** 取り組む課題 **
1. 塚本さんに関する文章のうち、「そんな塚本さんをメディアが取」から「い。そこは私のプライドです」」までを、両端の語句も含めてそのまま引用してください。
2. 塚本さんに関する文章の最後の文に続けて、その先を書き継いでください。

** 文書の抜粋 **
+-------+
塚本さんの患っている内部障がいは、まだまだ全国的に認知されておらず、専門医が非常に少ない。まずは自分の姿を通して、病気啓発活動をすることを決意する。

「立ち上がっていた人が急に車椅子に横になったら、あの人は一体何なのって気にかけてもらえると思ったんです。それで病気のことをたくさんの人に知ってもらいたいなと」

そんな塚本さんをメディアが取り上げていくようになった。応援の声が届き、大好きな岐阜でタレントとして活動をすることに。それからはラジオやテレビにも出演。モデルとしても活躍している。華やかな世界に見えるが常に病気の症状があるため日々戦いだ。通院の日程や
体を休めることを念頭に置きながらスケジュールを入れていく。オファーしてくれた側からも無理をしないでくださいと温かい言葉をくれるが、どんなに体調が悪くても穴を開けたことは一度もない。「タレントという職業を選んだからには、人前では笑顔で皆さんに明るい気持ちになってもらいたい。そこは私のプライドです」
+-------+
[抽出データ]
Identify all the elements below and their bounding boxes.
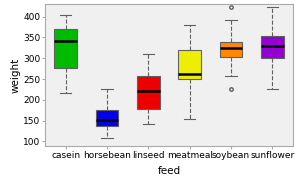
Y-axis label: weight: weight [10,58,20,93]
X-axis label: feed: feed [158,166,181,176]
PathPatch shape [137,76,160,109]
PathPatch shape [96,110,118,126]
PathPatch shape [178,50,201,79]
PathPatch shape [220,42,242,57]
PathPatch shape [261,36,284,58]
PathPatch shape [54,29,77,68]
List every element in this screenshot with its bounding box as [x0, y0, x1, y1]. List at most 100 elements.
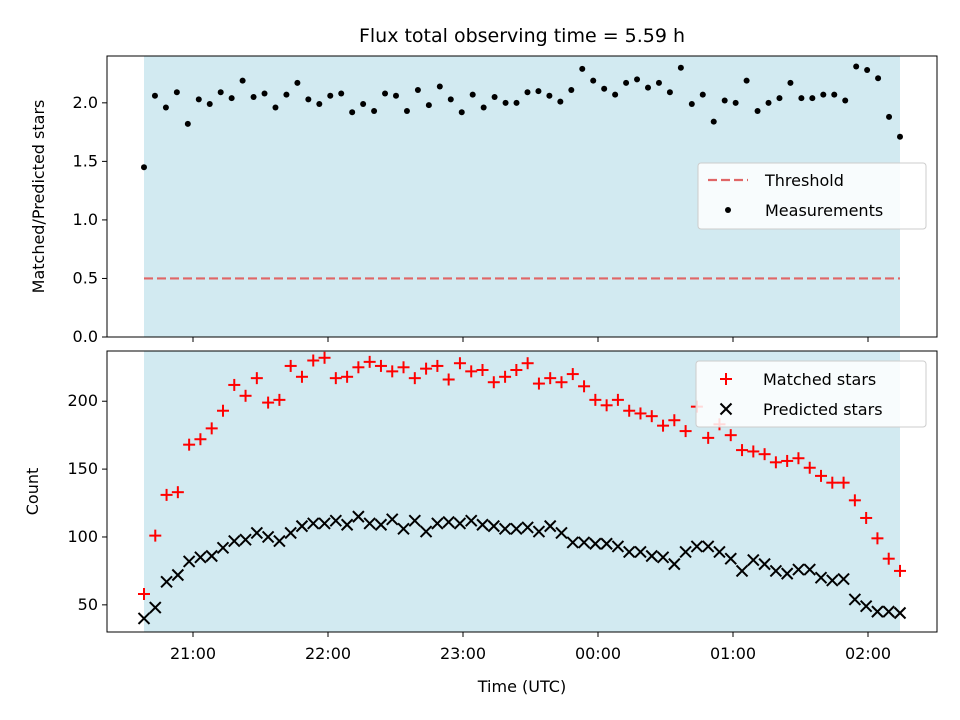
+-------+
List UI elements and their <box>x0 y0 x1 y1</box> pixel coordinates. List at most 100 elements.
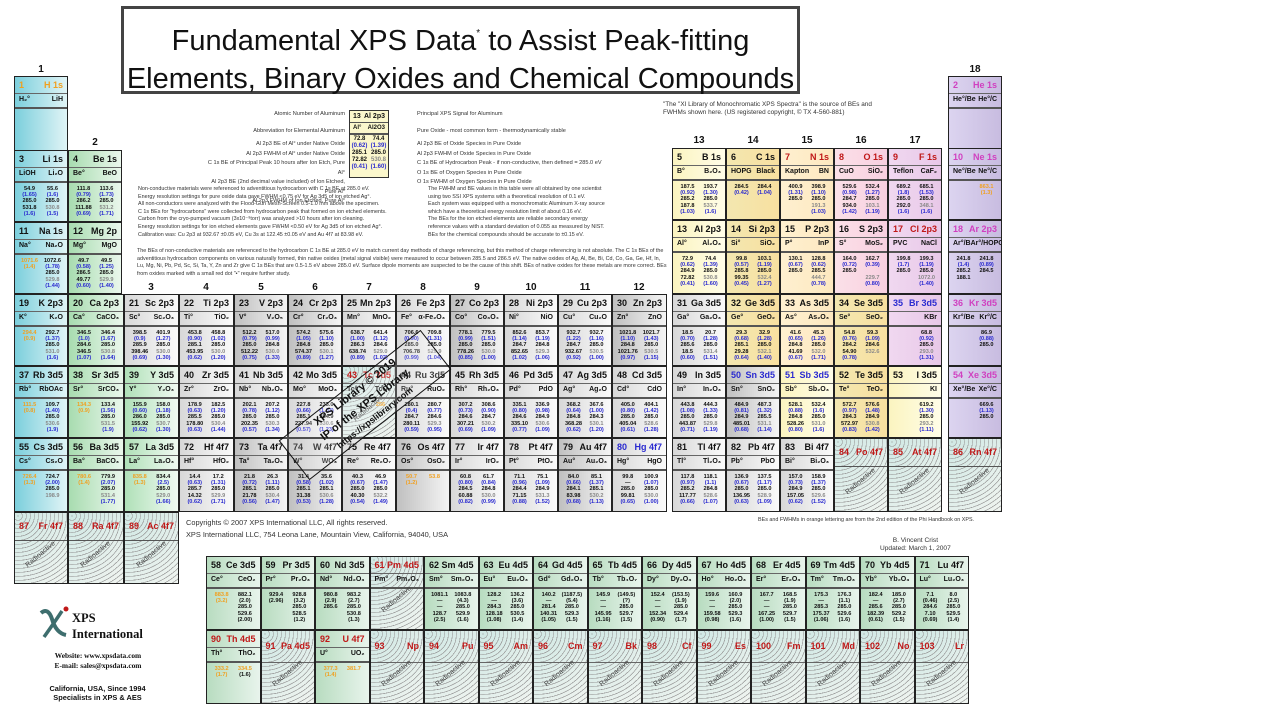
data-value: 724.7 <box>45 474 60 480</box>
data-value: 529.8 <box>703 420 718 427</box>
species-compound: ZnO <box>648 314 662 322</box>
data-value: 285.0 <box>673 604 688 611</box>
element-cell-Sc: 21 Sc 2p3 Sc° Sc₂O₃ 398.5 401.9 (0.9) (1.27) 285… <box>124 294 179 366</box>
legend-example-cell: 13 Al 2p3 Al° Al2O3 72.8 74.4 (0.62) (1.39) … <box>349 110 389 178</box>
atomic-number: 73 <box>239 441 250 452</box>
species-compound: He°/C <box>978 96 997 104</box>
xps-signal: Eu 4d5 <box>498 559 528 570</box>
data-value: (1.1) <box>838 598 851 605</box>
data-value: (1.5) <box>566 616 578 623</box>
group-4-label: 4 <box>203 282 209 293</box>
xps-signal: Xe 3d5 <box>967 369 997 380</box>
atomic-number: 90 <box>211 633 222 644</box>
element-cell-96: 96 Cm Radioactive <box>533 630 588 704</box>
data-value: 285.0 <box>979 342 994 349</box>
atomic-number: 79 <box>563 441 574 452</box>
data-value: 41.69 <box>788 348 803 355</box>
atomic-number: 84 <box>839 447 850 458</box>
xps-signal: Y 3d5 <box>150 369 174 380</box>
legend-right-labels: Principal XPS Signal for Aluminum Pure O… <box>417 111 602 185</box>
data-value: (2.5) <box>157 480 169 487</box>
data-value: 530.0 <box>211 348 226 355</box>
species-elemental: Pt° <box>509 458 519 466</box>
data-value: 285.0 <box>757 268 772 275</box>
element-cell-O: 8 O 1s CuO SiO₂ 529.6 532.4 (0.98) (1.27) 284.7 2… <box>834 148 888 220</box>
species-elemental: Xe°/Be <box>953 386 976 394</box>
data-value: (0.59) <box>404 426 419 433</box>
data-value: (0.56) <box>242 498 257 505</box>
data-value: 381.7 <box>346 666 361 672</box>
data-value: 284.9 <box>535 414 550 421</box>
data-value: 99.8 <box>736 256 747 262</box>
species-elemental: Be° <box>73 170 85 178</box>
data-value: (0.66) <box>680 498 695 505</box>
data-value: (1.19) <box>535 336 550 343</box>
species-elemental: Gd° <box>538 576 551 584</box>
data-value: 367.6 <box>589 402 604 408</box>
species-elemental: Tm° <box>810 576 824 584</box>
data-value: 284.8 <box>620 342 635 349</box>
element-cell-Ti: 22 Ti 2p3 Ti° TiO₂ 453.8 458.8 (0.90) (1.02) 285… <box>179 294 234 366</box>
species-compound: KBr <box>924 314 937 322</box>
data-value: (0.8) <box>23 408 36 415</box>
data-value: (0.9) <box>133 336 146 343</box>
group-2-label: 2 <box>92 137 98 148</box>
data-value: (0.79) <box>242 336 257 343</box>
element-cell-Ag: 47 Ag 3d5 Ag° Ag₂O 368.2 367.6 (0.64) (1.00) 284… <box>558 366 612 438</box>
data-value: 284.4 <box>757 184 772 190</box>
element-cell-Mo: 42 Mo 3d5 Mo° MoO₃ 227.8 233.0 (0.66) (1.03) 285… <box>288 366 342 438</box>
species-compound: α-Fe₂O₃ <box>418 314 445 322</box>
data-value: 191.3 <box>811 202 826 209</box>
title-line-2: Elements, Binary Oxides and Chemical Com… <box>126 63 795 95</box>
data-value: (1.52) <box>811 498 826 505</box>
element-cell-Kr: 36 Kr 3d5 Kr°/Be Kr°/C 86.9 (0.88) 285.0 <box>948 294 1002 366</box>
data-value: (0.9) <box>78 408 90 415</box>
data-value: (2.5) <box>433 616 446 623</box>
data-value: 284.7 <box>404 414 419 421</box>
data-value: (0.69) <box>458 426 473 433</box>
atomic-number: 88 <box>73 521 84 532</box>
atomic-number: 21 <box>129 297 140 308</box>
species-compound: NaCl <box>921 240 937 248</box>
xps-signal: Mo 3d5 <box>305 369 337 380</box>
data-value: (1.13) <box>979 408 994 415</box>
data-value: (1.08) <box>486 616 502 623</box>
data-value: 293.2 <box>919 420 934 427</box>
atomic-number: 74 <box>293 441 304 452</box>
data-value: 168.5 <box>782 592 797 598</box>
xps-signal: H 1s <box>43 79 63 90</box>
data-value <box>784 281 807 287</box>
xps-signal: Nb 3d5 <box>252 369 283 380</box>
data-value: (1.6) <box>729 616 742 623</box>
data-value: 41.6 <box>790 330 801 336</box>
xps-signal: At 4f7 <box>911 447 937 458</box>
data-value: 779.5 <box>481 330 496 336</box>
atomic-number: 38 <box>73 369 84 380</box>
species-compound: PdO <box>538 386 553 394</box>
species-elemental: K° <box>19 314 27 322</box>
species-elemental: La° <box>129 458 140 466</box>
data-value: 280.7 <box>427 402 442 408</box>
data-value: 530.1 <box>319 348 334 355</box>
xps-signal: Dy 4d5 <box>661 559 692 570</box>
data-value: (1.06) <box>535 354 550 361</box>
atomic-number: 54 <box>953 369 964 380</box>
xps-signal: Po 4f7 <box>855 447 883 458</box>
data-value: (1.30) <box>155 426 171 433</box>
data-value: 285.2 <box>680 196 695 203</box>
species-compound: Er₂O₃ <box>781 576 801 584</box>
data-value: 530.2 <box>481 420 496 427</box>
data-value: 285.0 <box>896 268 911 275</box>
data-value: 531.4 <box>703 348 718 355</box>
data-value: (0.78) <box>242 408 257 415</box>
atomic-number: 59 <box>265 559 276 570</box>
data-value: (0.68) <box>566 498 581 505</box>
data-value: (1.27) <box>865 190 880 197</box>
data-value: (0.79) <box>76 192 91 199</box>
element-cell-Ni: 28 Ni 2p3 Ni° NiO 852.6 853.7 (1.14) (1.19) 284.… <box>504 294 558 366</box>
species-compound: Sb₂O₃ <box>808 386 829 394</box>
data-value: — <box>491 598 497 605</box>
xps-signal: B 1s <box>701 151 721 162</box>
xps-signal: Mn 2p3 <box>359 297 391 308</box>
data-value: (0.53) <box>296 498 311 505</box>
+-------+
** 回答 **
1.
そんな塚本さんをメディアが取り上げていくようになった。応援の声が届き、大好きな岐阜でタレントとして活動をすることに。それからはラジオやテレビにも出演。モデルとしても活躍している。華やかな世界に見えるが常に病気の症状があるため日々戦いだ。通院の日程や
体を休めることを念頭に置きながらスケジュールを入れていく。オファーしてくれた側からも無理をしないでくださいと温かい言葉をくれるが、どんなに体調が悪くても穴を開けたことは一度もない。「タレントという職業を選んだからには、人前では笑顔で皆さんに明るい気持ちになってもらいたい。そこは私のプライドです」

2.
この体になってもお仕事ができることに感謝。体をサポートしてくれるすべての方に感謝。この仕事は生きがい。体調が悪くても予定をこなせることが幸せと輝く笑顔を見せてくれた。

仕事で多いのは講演活動で、内容は福祉、病気、人生について、ヘルプマークなど。ヘルプマーク所持者を助ける場面に出会った際に子どもだけで対応してトラブルになってはいけないため、子ども向けのヘルプマークサポートプログラムを作成。

今後挑戦してみたいことは、病気の啓発と支援も引き続き行いながら、店や企業のPRの仕事、仮想空間メタバース、テレビ番組のコメンテーターなど、いっぱいあると弾ける笑顔。

自宅の布団の中からリモートコメンテーター、もしくは車椅子で出演するなど、障がい者も普通にテレビに出ている時代が来てほしいと語る。

最後に読者へのメッセージをもらった。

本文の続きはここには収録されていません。